> **Written instruction**:
Quote the listing below in its entirety.

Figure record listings
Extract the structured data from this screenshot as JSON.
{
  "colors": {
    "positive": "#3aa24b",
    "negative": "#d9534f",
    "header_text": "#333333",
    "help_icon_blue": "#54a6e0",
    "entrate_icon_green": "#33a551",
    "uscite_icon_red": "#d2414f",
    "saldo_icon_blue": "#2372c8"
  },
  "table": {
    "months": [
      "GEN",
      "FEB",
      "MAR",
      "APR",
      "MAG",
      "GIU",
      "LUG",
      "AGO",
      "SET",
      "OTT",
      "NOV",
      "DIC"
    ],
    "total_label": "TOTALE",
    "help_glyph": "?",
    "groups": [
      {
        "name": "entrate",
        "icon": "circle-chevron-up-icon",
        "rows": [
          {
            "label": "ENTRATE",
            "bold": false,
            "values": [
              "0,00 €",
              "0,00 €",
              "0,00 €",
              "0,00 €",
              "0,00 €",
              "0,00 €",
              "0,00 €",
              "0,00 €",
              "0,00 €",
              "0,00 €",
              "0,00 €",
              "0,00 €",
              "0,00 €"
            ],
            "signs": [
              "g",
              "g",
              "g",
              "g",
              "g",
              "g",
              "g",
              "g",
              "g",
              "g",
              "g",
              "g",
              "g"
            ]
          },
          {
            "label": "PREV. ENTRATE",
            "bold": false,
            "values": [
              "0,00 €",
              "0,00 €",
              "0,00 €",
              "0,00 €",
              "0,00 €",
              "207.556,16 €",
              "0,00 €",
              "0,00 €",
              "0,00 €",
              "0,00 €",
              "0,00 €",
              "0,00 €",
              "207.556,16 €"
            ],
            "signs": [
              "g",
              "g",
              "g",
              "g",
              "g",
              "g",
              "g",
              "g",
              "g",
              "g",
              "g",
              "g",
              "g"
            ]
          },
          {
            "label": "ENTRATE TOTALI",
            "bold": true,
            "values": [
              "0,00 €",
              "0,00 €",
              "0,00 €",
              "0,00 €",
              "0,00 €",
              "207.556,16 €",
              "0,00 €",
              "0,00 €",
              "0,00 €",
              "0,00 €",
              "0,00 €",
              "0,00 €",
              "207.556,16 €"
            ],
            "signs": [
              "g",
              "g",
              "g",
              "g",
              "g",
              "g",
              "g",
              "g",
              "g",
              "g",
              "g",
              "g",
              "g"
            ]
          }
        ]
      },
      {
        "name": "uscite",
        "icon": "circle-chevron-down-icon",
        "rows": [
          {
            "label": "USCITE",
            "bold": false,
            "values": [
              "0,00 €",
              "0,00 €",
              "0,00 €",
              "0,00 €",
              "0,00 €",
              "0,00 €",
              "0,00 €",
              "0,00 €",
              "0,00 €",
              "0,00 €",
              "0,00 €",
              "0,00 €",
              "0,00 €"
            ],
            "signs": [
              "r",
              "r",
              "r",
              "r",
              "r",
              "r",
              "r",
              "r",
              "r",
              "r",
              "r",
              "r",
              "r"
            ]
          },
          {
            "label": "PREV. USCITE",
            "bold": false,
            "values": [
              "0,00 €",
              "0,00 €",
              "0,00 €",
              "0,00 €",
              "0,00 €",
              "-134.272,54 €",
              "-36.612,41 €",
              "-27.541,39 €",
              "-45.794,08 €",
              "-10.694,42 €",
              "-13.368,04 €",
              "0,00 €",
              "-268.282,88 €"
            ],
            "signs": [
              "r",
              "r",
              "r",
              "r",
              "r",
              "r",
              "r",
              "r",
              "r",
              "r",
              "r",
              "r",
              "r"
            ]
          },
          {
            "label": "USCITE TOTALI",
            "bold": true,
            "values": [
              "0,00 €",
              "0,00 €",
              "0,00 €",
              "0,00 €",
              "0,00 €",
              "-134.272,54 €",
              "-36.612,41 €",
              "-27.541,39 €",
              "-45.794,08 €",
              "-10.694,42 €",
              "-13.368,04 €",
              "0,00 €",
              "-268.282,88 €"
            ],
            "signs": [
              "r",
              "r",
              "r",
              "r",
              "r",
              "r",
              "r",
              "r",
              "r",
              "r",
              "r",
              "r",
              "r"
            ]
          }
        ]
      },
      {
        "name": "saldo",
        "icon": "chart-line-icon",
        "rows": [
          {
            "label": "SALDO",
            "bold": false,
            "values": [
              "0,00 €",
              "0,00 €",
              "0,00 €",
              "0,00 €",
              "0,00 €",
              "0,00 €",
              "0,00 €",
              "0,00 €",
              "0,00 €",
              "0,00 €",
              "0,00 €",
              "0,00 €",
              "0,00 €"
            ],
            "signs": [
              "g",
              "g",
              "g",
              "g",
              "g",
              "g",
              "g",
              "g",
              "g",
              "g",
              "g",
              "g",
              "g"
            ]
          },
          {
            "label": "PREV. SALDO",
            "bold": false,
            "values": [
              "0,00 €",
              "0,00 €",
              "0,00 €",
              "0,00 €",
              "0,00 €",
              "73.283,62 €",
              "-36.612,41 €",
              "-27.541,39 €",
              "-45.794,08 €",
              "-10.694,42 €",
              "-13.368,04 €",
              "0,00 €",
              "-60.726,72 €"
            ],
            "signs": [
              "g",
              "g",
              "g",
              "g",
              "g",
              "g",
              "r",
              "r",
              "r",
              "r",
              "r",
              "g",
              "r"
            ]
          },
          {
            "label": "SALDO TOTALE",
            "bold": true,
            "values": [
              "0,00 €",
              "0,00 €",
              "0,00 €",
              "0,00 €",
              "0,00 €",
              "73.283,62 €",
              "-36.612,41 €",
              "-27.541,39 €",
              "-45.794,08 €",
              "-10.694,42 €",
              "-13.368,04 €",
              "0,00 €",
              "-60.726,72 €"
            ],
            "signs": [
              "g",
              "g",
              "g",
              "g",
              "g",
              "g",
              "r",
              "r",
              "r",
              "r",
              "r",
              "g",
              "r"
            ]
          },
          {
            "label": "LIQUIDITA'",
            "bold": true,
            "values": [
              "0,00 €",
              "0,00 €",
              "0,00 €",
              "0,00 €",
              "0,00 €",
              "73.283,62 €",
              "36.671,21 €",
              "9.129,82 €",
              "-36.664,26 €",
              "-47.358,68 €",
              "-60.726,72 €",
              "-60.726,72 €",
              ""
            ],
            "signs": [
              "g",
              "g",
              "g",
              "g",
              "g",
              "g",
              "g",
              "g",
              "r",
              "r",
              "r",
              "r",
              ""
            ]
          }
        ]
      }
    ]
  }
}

> **Answer to this exercise**:
Extract the structured data from this screenshot as JSON.
{
  "colors": {
    "positive": "#3aa24b",
    "negative": "#d9534f",
    "header_text": "#333333",
    "help_icon_blue": "#54a6e0",
    "entrate_icon_green": "#33a551",
    "uscite_icon_red": "#d2414f",
    "saldo_icon_blue": "#2372c8"
  },
  "table": {
    "months": [
      "GEN",
      "FEB",
      "MAR",
      "APR",
      "MAG",
      "GIU",
      "LUG",
      "AGO",
      "SET",
      "OTT",
      "NOV",
      "DIC"
    ],
    "total_label": "TOTALE",
    "help_glyph": "?",
    "groups": [
      {
        "name": "entrate",
        "icon": "circle-chevron-up-icon",
        "rows": [
          {
            "label": "ENTRATE",
            "bold": false,
            "values": [
              "0,00 €",
              "0,00 €",
              "0,00 €",
              "0,00 €",
              "0,00 €",
              "0,00 €",
              "0,00 €",
              "0,00 €",
              "0,00 €",
              "0,00 €",
              "0,00 €",
              "0,00 €",
              "0,00 €"
            ],
            "signs": [
              "g",
              "g",
              "g",
              "g",
              "g",
              "g",
              "g",
              "g",
              "g",
              "g",
              "g",
              "g",
              "g"
            ]
          },
          {
            "label": "PREV. ENTRATE",
            "bold": false,
            "values": [
              "0,00 €",
              "0,00 €",
              "0,00 €",
              "0,00 €",
              "0,00 €",
              "207.556,16 €",
              "0,00 €",
              "0,00 €",
              "0,00 €",
              "0,00 €",
              "0,00 €",
              "0,00 €",
              "207.556,16 €"
            ],
            "signs": [
              "g",
              "g",
              "g",
              "g",
              "g",
              "g",
              "g",
              "g",
              "g",
              "g",
              "g",
              "g",
              "g"
            ]
          },
          {
            "label": "ENTRATE TOTALI",
            "bold": true,
            "values": [
              "0,00 €",
              "0,00 €",
              "0,00 €",
              "0,00 €",
              "0,00 €",
              "207.556,16 €",
              "0,00 €",
              "0,00 €",
              "0,00 €",
              "0,00 €",
              "0,00 €",
              "0,00 €",
              "207.556,16 €"
            ],
            "signs": [
              "g",
              "g",
              "g",
              "g",
              "g",
              "g",
              "g",
              "g",
              "g",
              "g",
              "g",
              "g",
              "g"
            ]
          }
        ]
      },
      {
        "name": "uscite",
        "icon": "circle-chevron-down-icon",
        "rows": [
          {
            "label": "USCITE",
            "bold": false,
            "values": [
              "0,00 €",
              "0,00 €",
              "0,00 €",
              "0,00 €",
              "0,00 €",
              "0,00 €",
              "0,00 €",
              "0,00 €",
              "0,00 €",
              "0,00 €",
              "0,00 €",
              "0,00 €",
              "0,00 €"
            ],
            "signs": [
              "r",
              "r",
              "r",
              "r",
              "r",
              "r",
              "r",
              "r",
              "r",
              "r",
              "r",
              "r",
              "r"
            ]
          },
          {
            "label": "PREV. USCITE",
            "bold": false,
            "values": [
              "0,00 €",
              "0,00 €",
              "0,00 €",
              "0,00 €",
              "0,00 €",
              "-134.272,54 €",
              "-36.612,41 €",
              "-27.541,39 €",
              "-45.794,08 €",
              "-10.694,42 €",
              "-13.368,04 €",
              "0,00 €",
              "-268.282,88 €"
            ],
            "signs": [
              "r",
              "r",
              "r",
              "r",
              "r",
              "r",
              "r",
              "r",
              "r",
              "r",
              "r",
              "r",
              "r"
            ]
          },
          {
            "label": "USCITE TOTALI",
            "bold": true,
            "values": [
              "0,00 €",
              "0,00 €",
              "0,00 €",
              "0,00 €",
              "0,00 €",
              "-134.272,54 €",
              "-36.612,41 €",
              "-27.541,39 €",
              "-45.794,08 €",
              "-10.694,42 €",
              "-13.368,04 €",
              "0,00 €",
              "-268.282,88 €"
            ],
            "signs": [
              "r",
              "r",
              "r",
              "r",
              "r",
              "r",
              "r",
              "r",
              "r",
              "r",
              "r",
              "r",
              "r"
            ]
          }
        ]
      },
      {
        "name": "saldo",
        "icon": "chart-line-icon",
        "rows": [
          {
            "label": "SALDO",
            "bold": false,
            "values": [
              "0,00 €",
              "0,00 €",
              "0,00 €",
              "0,00 €",
              "0,00 €",
              "0,00 €",
              "0,00 €",
              "0,00 €",
              "0,00 €",
              "0,00 €",
              "0,00 €",
              "0,00 €",
              "0,00 €"
            ],
            "signs": [
              "g",
              "g",
              "g",
              "g",
              "g",
              "g",
              "g",
              "g",
              "g",
              "g",
              "g",
              "g",
              "g"
            ]
          },
          {
            "label": "PREV. SALDO",
            "bold": false,
            "values": [
              "0,00 €",
              "0,00 €",
              "0,00 €",
              "0,00 €",
              "0,00 €",
              "73.283,62 €",
              "-36.612,41 €",
              "-27.541,39 €",
              "-45.794,08 €",
              "-10.694,42 €",
              "-13.368,04 €",
              "0,00 €",
              "-60.726,72 €"
            ],
            "signs": [
              "g",
              "g",
              "g",
              "g",
              "g",
              "g",
              "r",
              "r",
              "r",
              "r",
              "r",
              "g",
              "r"
            ]
          },
          {
            "label": "SALDO TOTALE",
            "bold": true,
            "values": [
              "0,00 €",
              "0,00 €",
              "0,00 €",
              "0,00 €",
              "0,00 €",
              "73.283,62 €",
              "-36.612,41 €",
              "-27.541,39 €",
              "-45.794,08 €",
              "-10.694,42 €",
              "-13.368,04 €",
              "0,00 €",
              "-60.726,72 €"
            ],
            "signs": [
              "g",
              "g",
              "g",
              "g",
              "g",
              "g",
              "r",
              "r",
              "r",
              "r",
              "r",
              "g",
              "r"
            ]
          },
          {
            "label": "LIQUIDITA'",
            "bold": true,
            "values": [
              "0,00 €",
              "0,00 €",
              "0,00 €",
              "0,00 €",
              "0,00 €",
              "73.283,62 €",
              "36.671,21 €",
              "9.129,82 €",
              "-36.664,26 €",
              "-47.358,68 €",
              "-60.726,72 €",
              "-60.726,72 €",
              ""
            ],
            "signs": [
              "g",
              "g",
              "g",
              "g",
              "g",
              "g",
              "g",
              "g",
              "r",
              "r",
              "r",
              "r",
              ""
            ]
          }
        ]
      }
    ]
  }
}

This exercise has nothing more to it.